:: PROBLEM TO SOLVE ::
The records that follow are to be transcribed in full, without their images.
-- start EXERCISE INPUTS --
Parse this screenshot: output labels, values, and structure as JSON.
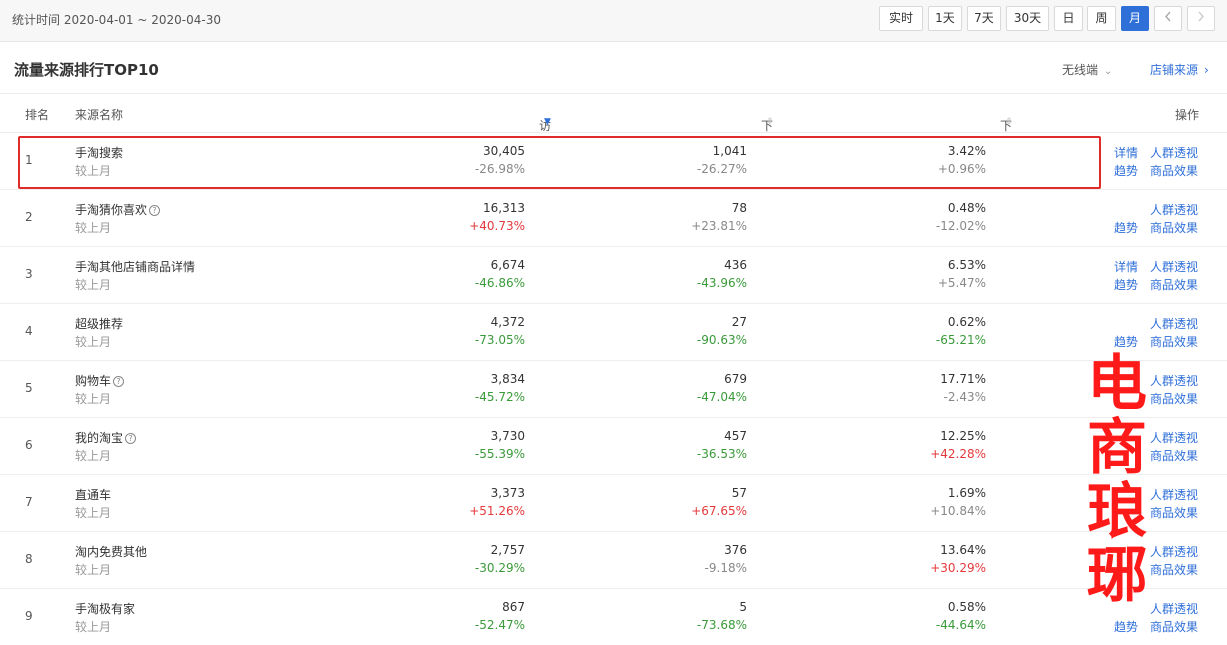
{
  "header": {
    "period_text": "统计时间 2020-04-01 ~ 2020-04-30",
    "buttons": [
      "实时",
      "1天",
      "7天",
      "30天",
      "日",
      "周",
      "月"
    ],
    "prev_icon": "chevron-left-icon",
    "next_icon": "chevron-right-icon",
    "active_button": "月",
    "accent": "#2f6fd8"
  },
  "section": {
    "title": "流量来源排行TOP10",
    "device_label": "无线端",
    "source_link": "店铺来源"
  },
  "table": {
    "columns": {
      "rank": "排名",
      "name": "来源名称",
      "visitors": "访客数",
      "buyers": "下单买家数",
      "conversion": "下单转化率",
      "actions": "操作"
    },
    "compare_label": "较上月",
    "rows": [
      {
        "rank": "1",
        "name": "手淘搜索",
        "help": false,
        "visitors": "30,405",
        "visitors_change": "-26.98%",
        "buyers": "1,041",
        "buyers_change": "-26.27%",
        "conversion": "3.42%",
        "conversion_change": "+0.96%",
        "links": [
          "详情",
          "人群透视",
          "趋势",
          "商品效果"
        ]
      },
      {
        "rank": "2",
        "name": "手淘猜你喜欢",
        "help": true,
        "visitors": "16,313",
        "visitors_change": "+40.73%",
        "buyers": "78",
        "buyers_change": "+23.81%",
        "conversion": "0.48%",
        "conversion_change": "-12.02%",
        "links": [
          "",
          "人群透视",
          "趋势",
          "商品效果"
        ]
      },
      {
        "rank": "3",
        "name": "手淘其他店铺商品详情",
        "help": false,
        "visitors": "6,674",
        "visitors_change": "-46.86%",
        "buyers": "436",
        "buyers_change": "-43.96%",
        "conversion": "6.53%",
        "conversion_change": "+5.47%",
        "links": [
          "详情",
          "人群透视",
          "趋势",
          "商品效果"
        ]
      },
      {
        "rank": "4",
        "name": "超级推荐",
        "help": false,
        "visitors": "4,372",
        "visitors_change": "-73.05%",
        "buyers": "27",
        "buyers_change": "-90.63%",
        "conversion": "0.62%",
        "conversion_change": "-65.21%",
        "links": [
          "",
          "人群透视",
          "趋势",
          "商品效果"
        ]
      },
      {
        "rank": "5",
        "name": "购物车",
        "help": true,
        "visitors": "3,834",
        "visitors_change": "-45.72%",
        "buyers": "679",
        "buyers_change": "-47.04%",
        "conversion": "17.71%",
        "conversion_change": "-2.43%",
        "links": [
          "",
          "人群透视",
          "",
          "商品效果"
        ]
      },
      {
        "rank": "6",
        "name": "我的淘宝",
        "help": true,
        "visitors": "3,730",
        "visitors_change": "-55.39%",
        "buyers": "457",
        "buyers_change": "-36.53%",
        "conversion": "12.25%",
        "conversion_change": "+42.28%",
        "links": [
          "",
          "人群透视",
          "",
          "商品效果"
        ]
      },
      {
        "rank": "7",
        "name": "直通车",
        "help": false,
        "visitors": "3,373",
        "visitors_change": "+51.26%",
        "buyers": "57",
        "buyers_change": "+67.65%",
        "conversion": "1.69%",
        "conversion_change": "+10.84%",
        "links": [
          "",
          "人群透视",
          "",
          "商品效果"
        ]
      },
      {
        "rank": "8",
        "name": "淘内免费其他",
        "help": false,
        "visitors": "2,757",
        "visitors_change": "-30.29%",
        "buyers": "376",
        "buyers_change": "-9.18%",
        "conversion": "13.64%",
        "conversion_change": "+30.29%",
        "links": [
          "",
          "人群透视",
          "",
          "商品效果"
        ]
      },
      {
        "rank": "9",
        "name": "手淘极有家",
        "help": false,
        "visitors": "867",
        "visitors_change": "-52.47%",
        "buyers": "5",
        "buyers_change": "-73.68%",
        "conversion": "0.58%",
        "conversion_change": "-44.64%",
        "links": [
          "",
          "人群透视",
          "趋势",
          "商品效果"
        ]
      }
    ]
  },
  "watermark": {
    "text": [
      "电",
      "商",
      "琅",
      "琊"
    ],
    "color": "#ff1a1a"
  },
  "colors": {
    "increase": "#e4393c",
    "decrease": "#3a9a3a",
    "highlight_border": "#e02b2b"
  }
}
-- end EXERCISE INPUTS --
:: THE REPLY ::
Parse this screenshot: output labels, values, and structure as JSON.
{
  "header": {
    "period_text": "统计时间 2020-04-01 ~ 2020-04-30",
    "buttons": [
      "实时",
      "1天",
      "7天",
      "30天",
      "日",
      "周",
      "月"
    ],
    "prev_icon": "chevron-left-icon",
    "next_icon": "chevron-right-icon",
    "active_button": "月",
    "accent": "#2f6fd8"
  },
  "section": {
    "title": "流量来源排行TOP10",
    "device_label": "无线端",
    "source_link": "店铺来源"
  },
  "table": {
    "columns": {
      "rank": "排名",
      "name": "来源名称",
      "visitors": "访客数",
      "buyers": "下单买家数",
      "conversion": "下单转化率",
      "actions": "操作"
    },
    "compare_label": "较上月",
    "rows": [
      {
        "rank": "1",
        "name": "手淘搜索",
        "help": false,
        "visitors": "30,405",
        "visitors_change": "-26.98%",
        "buyers": "1,041",
        "buyers_change": "-26.27%",
        "conversion": "3.42%",
        "conversion_change": "+0.96%",
        "links": [
          "详情",
          "人群透视",
          "趋势",
          "商品效果"
        ]
      },
      {
        "rank": "2",
        "name": "手淘猜你喜欢",
        "help": true,
        "visitors": "16,313",
        "visitors_change": "+40.73%",
        "buyers": "78",
        "buyers_change": "+23.81%",
        "conversion": "0.48%",
        "conversion_change": "-12.02%",
        "links": [
          "",
          "人群透视",
          "趋势",
          "商品效果"
        ]
      },
      {
        "rank": "3",
        "name": "手淘其他店铺商品详情",
        "help": false,
        "visitors": "6,674",
        "visitors_change": "-46.86%",
        "buyers": "436",
        "buyers_change": "-43.96%",
        "conversion": "6.53%",
        "conversion_change": "+5.47%",
        "links": [
          "详情",
          "人群透视",
          "趋势",
          "商品效果"
        ]
      },
      {
        "rank": "4",
        "name": "超级推荐",
        "help": false,
        "visitors": "4,372",
        "visitors_change": "-73.05%",
        "buyers": "27",
        "buyers_change": "-90.63%",
        "conversion": "0.62%",
        "conversion_change": "-65.21%",
        "links": [
          "",
          "人群透视",
          "趋势",
          "商品效果"
        ]
      },
      {
        "rank": "5",
        "name": "购物车",
        "help": true,
        "visitors": "3,834",
        "visitors_change": "-45.72%",
        "buyers": "679",
        "buyers_change": "-47.04%",
        "conversion": "17.71%",
        "conversion_change": "-2.43%",
        "links": [
          "",
          "人群透视",
          "",
          "商品效果"
        ]
      },
      {
        "rank": "6",
        "name": "我的淘宝",
        "help": true,
        "visitors": "3,730",
        "visitors_change": "-55.39%",
        "buyers": "457",
        "buyers_change": "-36.53%",
        "conversion": "12.25%",
        "conversion_change": "+42.28%",
        "links": [
          "",
          "人群透视",
          "",
          "商品效果"
        ]
      },
      {
        "rank": "7",
        "name": "直通车",
        "help": false,
        "visitors": "3,373",
        "visitors_change": "+51.26%",
        "buyers": "57",
        "buyers_change": "+67.65%",
        "conversion": "1.69%",
        "conversion_change": "+10.84%",
        "links": [
          "",
          "人群透视",
          "",
          "商品效果"
        ]
      },
      {
        "rank": "8",
        "name": "淘内免费其他",
        "help": false,
        "visitors": "2,757",
        "visitors_change": "-30.29%",
        "buyers": "376",
        "buyers_change": "-9.18%",
        "conversion": "13.64%",
        "conversion_change": "+30.29%",
        "links": [
          "",
          "人群透视",
          "",
          "商品效果"
        ]
      },
      {
        "rank": "9",
        "name": "手淘极有家",
        "help": false,
        "visitors": "867",
        "visitors_change": "-52.47%",
        "buyers": "5",
        "buyers_change": "-73.68%",
        "conversion": "0.58%",
        "conversion_change": "-44.64%",
        "links": [
          "",
          "人群透视",
          "趋势",
          "商品效果"
        ]
      }
    ]
  },
  "watermark": {
    "text": [
      "电",
      "商",
      "琅",
      "琊"
    ],
    "color": "#ff1a1a"
  },
  "colors": {
    "increase": "#e4393c",
    "decrease": "#3a9a3a",
    "highlight_border": "#e02b2b"
  }
}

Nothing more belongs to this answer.